| Goal |
In the listing below, find every line with the string "Alexandria" and pull it out.

| Stored records |
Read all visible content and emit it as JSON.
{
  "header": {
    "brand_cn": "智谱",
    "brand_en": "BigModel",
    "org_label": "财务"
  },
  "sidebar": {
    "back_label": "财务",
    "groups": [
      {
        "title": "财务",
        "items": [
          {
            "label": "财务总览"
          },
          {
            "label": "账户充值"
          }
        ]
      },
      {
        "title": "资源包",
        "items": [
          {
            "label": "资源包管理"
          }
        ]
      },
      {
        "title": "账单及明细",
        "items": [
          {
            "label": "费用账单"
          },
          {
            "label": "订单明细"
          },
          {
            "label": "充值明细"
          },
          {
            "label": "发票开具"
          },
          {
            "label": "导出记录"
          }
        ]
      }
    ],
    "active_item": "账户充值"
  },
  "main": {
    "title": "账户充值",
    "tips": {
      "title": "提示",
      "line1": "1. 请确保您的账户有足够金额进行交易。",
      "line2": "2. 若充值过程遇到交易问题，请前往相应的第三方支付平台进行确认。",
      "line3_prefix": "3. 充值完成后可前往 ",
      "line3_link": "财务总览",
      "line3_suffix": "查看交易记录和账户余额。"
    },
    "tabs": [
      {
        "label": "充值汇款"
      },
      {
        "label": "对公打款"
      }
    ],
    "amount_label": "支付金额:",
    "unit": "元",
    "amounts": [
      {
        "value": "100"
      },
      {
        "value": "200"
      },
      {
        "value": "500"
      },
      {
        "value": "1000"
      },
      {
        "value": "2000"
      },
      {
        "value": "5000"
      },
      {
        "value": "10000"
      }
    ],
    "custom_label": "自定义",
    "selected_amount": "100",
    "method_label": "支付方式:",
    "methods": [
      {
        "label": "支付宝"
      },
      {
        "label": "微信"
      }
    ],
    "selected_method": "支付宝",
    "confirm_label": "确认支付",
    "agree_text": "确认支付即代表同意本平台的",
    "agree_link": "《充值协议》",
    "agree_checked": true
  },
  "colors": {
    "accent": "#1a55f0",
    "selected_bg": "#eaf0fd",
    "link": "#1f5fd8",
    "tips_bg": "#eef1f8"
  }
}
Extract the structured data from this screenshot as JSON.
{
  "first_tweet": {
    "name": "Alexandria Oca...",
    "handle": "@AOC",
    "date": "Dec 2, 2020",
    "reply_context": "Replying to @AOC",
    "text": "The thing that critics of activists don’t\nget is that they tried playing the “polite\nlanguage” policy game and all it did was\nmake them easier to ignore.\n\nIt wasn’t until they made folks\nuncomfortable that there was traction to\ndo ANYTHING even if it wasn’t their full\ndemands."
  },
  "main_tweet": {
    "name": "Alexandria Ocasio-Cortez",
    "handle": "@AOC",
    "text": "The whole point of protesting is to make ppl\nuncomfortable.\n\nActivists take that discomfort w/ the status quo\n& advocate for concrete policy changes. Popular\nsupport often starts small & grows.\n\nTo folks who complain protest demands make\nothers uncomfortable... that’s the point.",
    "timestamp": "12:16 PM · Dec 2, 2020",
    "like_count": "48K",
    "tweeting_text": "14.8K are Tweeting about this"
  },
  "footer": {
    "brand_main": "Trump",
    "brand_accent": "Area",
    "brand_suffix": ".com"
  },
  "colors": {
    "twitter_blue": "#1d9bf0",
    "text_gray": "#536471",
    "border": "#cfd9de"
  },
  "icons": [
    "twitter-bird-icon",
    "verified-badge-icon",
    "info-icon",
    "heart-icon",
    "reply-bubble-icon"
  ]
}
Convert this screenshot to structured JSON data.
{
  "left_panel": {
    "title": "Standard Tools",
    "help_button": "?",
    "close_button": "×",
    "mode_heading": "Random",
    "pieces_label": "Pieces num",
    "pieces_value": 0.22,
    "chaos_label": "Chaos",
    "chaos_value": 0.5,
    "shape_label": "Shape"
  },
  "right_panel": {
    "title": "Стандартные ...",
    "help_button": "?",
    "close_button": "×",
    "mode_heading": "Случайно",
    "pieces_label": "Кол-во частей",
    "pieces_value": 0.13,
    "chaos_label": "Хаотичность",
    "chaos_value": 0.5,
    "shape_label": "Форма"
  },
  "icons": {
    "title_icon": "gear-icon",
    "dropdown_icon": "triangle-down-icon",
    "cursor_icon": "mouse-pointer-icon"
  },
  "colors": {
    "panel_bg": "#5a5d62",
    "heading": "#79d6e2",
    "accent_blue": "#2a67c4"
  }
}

| Answer for this exercise |
    "name": "Alexandria Oca...",
    "name": "Alexandria Ocasio-Cortez",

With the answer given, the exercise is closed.